[BEGIN EXCERPTED RECORDS]

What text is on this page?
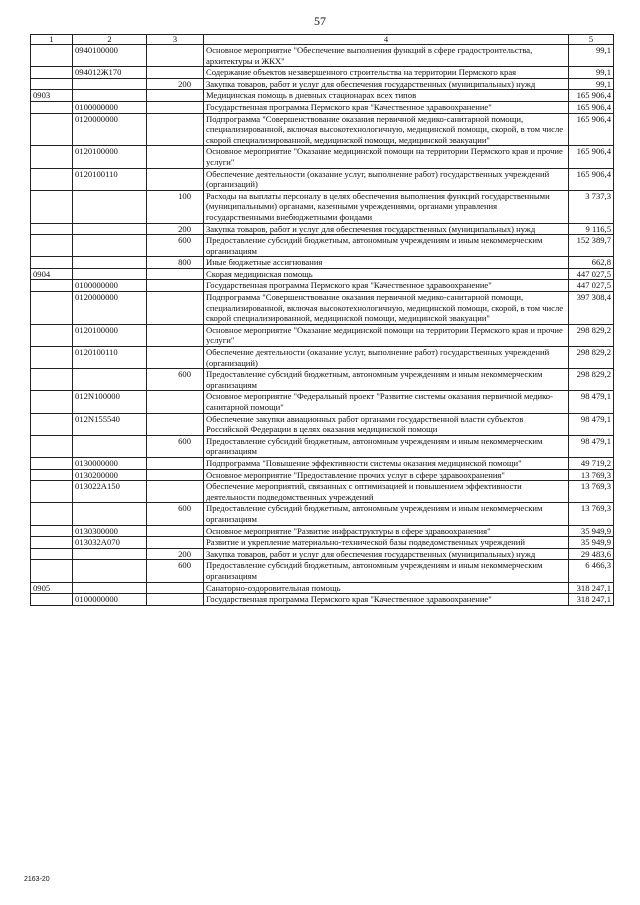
57
1	2	3	4	5
	0940100000		Основное мероприятие "Обеспечение выполнения функций в сфере градостроительства, архитектуры и ЖКХ"	99,1
	094012Ж170		Содержание объектов незавершенного строительства на территории Пермского края	99,1
		200	Закупка товаров, работ и услуг для обеспечения государственных (муниципальных) нужд	99,1
0903			Медицинская помощь в дневных стационарах всех типов	165 906,4
	0100000000		Государственная программа Пермского края "Качественное здравоохранение"	165 906,4
	0120000000		Подпрограмма "Совершенствование оказания первичной медико-санитарной помощи, специализированной, включая высокотехнологичную, медицинской помощи, скорой, в том числе скорой специализированной, медицинской помощи, медицинской эвакуации"	165 906,4
	0120100000		Основное мероприятие "Оказание медицинской помощи на территории Пермского края и прочие услуги"	165 906,4
	0120100110		Обеспечение деятельности (оказание услуг, выполнение работ) государственных учреждений (организаций)	165 906,4
		100	Расходы на выплаты персоналу в целях обеспечения выполнения функций государственными (муниципальными) органами, казенными учреждениями, органами управления государственными внебюджетными фондами	3 737,3
		200	Закупка товаров, работ и услуг для обеспечения государственных (муниципальных) нужд	9 116,5
		600	Предоставление субсидий бюджетным, автономным учреждениям и иным некоммерческим организациям	152 389,7
		800	Иные бюджетные ассигнования	662,8
0904			Скорая медицинская помощь	447 027,5
	0100000000		Государственная программа Пермского края "Качественное здравоохранение"	447 027,5
	0120000000		Подпрограмма "Совершенствование оказания первичной медико-санитарной помощи, специализированной, включая высокотехнологичную, медицинской помощи, скорой, в том числе скорой специализированной, медицинской помощи, медицинской эвакуации"	397 308,4
	0120100000		Основное мероприятие "Оказание медицинской помощи на территории Пермского края и прочие услуги"	298 829,2
	0120100110		Обеспечение деятельности (оказание услуг, выполнение работ) государственных учреждений (организаций)	298 829,2
		600	Предоставление субсидий бюджетным, автономным учреждениям и иным некоммерческим организациям	298 829,2
	012N100000		Основное мероприятие "Федеральный проект "Развитие системы оказания первичной медико-санитарной помощи"	98 479,1
	012N155540		Обеспечение закупки авиационных работ органами государственной власти субъектов Российской Федерации в целях оказания медицинской помощи	98 479,1
		600	Предоставление субсидий бюджетным, автономным учреждениям и иным некоммерческим организациям	98 479,1
	0130000000		Подпрограмма "Повышение эффективности системы оказания медицинской помощи"	49 719,2
	0130200000		Основное мероприятие "Предоставление прочих услуг в сфере здравоохранения"	13 769,3
	013022А150		Обеспечение мероприятий, связанных с оптимизацией и повышением эффективности деятельности подведомственных учреждений	13 769,3
		600	Предоставление субсидий бюджетным, автономным учреждениям и иным некоммерческим организациям	13 769,3
	0130300000		Основное мероприятие "Развитие инфраструктуры в сфере здравоохранения"	35 949,9
	013032А070		Развитие и укрепление материально-технической базы подведомственных учреждений	35 949,9
		200	Закупка товаров, работ и услуг для обеспечения государственных (муниципальных) нужд	29 483,6
		600	Предоставление субсидий бюджетным, автономным учреждениям и иным некоммерческим организациям	6 466,3
0905			Санаторно-оздоровительная помощь	318 247,1
	0100000000		Государственная программа Пермского края "Качественное здравоохранение"	318 247,1
2163-20
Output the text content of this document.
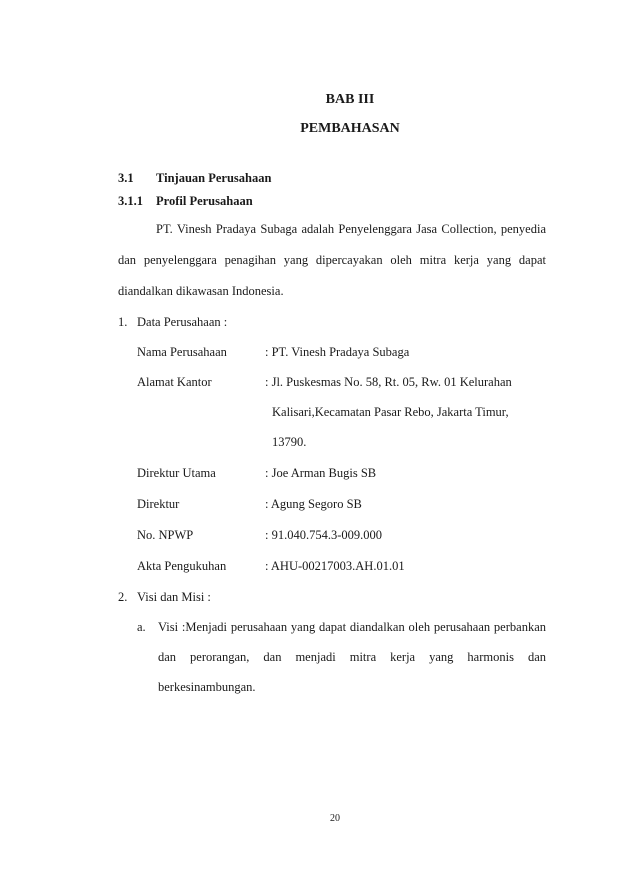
BAB III
PEMBAHASAN
3.1 Tinjauan Perusahaan
3.1.1 Profil Perusahaan
PT. Vinesh Pradaya Subaga adalah Penyelenggara Jasa Collection, penyedia
dan penyelenggara penagihan yang dipercayakan oleh mitra kerja yang dapat
diandalkan dikawasan Indonesia.
1. Data Perusahaan :
Nama Perusahaan	: PT. Vinesh Pradaya Subaga
Alamat Kantor	: Jl. Puskesmas No. 58, Rt. 05, Rw. 01 Kelurahan
Kalisari,Kecamatan Pasar Rebo, Jakarta Timur,
13790.
Direktur Utama	: Joe Arman Bugis SB
Direktur	: Agung Segoro SB
No. NPWP	: 91.040.754.3-009.000
Akta Pengukuhan	: AHU-00217003.AH.01.01
2. Visi dan Misi :
a. Visi :Menjadi perusahaan yang dapat diandalkan oleh perusahaan perbankan
dan perorangan, dan menjadi mitra kerja yang harmonis dan
berkesinambungan.
20
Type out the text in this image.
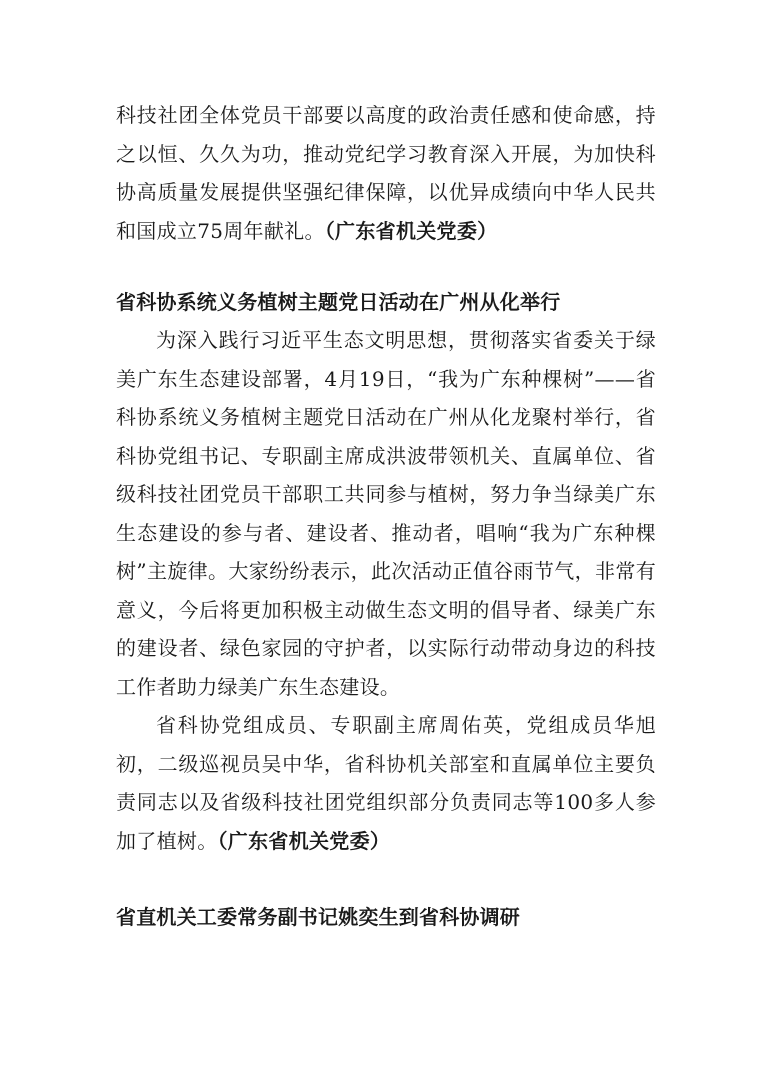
科技社团全体党员干部要以高度的政治责任感和使命感，持之以恒、久久为功，推动党纪学习教育深入开展，为加快科协高质量发展提供坚强纪律保障，以优异成绩向中华人民共和国成立75周年献礼。（广东省机关党委）

省科协系统义务植树主题党日活动在广州从化举行

为深入践行习近平生态文明思想，贯彻落实省委关于绿美广东生态建设部署，4月19日，“我为广东种棵树”——省科协系统义务植树主题党日活动在广州从化龙聚村举行，省科协党组书记、专职副主席成洪波带领机关、直属单位、省级科技社团党员干部职工共同参与植树，努力争当绿美广东生态建设的参与者、建设者、推动者，唱响“我为广东种棵树”主旋律。大家纷纷表示，此次活动正值谷雨节气，非常有意义，今后将更加积极主动做生态文明的倡导者、绿美广东的建设者、绿色家园的守护者，以实际行动带动身边的科技工作者助力绿美广东生态建设。

省科协党组成员、专职副主席周佑英，党组成员华旭初，二级巡视员吴中华，省科协机关部室和直属单位主要负责同志以及省级科技社团党组织部分负责同志等100多人参加了植树。（广东省机关党委）

省直机关工委常务副书记姚奕生到省科协调研
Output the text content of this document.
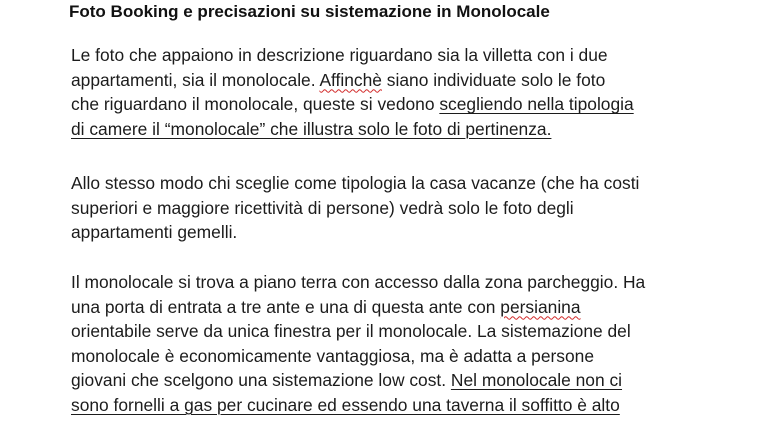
Foto Booking e precisazioni su sistemazione in Monolocale

Le foto che appaiono in descrizione riguardano sia la villetta con i due
appartamenti, sia il monolocale. Affinchè siano individuate solo le foto
che riguardano il monolocale, queste si vedono scegliendo nella tipologia
di camere il “monolocale” che illustra solo le foto di pertinenza.

Allo stesso modo chi sceglie come tipologia la casa vacanze (che ha costi
superiori e maggiore ricettività di persone) vedrà solo le foto degli
appartamenti gemelli.

Il monolocale si trova a piano terra con accesso dalla zona parcheggio. Ha
una porta di entrata a tre ante e una di questa ante con persianina
orientabile serve da unica finestra per il monolocale. La sistemazione del
monolocale è economicamente vantaggiosa, ma è adatta a persone
giovani che scelgono una sistemazione low cost. Nel monolocale non ci
sono fornelli a gas per cucinare ed essendo una taverna il soffitto è alto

[END EXCERPTED RECORDS]

- **THE REQUEST**
Count the lines of the material that include the word "dapat", then report only the total.

- **SOLVED PROBLEM**
2